Stored records.
************
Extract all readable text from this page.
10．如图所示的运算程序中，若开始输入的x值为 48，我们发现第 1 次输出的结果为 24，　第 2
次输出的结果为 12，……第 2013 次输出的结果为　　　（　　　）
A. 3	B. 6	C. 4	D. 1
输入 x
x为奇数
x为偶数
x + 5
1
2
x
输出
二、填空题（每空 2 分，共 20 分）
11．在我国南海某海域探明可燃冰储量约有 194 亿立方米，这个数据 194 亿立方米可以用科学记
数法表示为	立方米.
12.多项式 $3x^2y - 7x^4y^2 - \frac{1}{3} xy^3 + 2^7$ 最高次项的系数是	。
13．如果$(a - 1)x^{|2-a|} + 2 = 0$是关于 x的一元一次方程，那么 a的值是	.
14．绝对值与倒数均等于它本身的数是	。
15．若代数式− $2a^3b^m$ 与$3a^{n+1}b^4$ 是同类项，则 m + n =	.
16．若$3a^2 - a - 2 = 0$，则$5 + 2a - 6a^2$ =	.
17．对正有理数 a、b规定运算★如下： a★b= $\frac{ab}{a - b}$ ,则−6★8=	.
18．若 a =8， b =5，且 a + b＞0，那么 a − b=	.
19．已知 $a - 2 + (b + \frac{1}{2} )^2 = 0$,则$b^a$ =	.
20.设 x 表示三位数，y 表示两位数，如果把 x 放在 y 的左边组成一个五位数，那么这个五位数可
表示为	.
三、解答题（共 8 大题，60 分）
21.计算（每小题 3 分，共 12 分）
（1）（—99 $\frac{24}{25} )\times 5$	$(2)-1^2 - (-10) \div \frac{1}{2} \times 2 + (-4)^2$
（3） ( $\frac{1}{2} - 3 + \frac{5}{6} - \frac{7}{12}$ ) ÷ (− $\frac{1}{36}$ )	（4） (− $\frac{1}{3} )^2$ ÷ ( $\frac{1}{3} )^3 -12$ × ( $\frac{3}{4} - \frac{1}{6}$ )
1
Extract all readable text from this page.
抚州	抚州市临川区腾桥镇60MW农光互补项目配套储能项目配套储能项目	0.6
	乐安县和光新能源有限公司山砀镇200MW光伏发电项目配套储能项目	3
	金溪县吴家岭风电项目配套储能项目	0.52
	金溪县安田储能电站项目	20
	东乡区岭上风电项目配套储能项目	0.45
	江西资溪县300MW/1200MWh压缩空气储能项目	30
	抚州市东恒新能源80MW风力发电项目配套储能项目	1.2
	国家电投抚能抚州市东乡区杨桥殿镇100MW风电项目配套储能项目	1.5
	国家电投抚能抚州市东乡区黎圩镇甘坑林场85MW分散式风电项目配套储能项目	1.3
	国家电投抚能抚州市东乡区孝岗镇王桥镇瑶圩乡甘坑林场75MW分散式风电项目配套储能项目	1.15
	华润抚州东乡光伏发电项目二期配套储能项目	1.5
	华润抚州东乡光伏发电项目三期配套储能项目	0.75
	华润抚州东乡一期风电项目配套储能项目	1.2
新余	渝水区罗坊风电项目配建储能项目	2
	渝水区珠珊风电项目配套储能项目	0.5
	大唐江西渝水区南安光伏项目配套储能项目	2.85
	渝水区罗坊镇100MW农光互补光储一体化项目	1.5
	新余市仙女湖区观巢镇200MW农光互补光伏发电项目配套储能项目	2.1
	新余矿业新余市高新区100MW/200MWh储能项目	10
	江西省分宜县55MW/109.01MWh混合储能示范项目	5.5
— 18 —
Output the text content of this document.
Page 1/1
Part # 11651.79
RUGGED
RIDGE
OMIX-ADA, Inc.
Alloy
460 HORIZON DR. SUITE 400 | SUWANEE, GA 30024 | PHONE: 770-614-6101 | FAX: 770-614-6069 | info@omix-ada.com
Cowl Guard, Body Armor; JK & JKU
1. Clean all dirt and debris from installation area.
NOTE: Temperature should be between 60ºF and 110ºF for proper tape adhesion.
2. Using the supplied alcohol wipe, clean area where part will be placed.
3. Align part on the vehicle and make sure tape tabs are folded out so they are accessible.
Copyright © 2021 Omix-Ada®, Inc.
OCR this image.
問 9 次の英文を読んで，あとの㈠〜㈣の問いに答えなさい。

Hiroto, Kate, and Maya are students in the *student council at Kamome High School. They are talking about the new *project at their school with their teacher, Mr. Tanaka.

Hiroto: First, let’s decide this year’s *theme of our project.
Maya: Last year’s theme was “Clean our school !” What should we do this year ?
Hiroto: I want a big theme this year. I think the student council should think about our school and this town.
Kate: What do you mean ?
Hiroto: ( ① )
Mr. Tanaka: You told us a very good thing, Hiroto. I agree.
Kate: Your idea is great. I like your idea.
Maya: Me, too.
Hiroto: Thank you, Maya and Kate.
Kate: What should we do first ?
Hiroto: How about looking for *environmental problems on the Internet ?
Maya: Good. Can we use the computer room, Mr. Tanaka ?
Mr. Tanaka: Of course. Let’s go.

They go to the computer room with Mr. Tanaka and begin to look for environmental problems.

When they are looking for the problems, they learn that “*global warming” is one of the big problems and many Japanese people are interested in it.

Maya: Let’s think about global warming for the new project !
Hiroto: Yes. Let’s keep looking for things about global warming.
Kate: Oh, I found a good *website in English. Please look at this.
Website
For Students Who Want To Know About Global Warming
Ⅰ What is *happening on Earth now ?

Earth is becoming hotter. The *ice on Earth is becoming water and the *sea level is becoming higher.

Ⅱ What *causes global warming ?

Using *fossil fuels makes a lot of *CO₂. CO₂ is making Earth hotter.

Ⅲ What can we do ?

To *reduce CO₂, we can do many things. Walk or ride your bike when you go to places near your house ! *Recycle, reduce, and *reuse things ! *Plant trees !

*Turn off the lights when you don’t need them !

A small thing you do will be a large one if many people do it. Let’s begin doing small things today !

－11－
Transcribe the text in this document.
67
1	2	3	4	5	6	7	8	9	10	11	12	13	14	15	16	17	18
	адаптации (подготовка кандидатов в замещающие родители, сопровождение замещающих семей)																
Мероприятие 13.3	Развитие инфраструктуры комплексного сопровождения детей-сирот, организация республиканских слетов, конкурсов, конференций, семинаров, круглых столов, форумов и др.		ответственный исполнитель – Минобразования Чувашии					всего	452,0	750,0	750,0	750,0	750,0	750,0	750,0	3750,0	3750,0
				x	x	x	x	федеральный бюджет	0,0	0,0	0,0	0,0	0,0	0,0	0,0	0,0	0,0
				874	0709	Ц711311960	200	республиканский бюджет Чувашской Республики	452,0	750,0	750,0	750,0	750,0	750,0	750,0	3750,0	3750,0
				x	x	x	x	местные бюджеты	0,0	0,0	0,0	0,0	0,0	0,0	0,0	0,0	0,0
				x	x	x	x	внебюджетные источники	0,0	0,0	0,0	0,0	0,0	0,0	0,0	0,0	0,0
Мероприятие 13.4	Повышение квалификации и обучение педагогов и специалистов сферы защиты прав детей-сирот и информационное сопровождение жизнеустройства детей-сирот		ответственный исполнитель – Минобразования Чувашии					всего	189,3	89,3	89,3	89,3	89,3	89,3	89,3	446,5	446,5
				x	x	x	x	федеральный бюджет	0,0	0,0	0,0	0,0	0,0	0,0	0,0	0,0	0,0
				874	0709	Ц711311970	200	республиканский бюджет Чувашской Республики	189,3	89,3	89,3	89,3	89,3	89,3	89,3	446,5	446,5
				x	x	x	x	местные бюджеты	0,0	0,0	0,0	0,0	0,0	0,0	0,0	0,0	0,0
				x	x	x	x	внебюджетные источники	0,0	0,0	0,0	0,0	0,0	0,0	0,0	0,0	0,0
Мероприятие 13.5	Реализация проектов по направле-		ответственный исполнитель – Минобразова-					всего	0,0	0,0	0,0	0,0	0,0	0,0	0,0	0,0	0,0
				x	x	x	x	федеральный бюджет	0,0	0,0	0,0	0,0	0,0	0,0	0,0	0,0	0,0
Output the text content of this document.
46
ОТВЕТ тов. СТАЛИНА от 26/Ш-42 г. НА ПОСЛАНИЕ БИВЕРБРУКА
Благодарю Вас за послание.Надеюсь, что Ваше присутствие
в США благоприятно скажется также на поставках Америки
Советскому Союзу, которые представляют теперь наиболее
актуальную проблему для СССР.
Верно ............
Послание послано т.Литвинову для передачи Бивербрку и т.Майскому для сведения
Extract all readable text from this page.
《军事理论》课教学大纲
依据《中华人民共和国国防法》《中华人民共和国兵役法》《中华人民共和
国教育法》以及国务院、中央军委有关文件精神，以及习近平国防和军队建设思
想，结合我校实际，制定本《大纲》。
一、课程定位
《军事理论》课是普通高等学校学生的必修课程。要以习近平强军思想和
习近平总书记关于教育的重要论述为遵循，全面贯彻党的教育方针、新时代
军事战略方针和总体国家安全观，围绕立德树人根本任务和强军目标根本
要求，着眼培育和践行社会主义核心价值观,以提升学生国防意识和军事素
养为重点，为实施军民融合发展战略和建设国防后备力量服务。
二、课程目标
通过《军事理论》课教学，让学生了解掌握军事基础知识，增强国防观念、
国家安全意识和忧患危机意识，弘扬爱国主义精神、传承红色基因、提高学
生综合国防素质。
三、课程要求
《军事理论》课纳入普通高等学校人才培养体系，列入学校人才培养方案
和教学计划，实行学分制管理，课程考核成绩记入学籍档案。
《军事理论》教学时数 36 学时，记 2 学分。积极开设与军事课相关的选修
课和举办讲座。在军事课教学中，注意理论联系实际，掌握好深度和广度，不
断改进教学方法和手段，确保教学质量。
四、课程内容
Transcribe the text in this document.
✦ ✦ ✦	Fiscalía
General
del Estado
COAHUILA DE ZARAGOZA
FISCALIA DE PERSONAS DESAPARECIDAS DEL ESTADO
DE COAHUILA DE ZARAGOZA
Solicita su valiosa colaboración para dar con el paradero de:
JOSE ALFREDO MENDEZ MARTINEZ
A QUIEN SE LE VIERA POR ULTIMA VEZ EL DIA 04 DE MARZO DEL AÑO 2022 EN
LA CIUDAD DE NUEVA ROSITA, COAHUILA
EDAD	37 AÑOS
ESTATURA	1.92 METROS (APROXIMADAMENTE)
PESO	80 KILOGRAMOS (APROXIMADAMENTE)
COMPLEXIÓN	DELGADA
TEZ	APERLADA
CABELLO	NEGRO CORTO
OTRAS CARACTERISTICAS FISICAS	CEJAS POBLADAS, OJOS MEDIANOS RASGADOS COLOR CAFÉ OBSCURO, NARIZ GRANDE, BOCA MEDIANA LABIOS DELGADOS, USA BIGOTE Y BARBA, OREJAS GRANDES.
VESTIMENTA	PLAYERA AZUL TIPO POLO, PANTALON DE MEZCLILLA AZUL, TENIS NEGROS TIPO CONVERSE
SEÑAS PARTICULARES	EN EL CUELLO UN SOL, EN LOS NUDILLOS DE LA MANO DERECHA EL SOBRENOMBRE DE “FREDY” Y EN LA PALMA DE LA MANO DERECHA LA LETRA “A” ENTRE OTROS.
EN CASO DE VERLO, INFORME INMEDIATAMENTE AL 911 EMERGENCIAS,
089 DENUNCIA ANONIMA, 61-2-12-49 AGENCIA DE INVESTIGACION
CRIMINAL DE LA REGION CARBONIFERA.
************
Do this.
Say how many lines in the records hold "COAHUILA", with the number as the whole reply.

Answer to this task.
3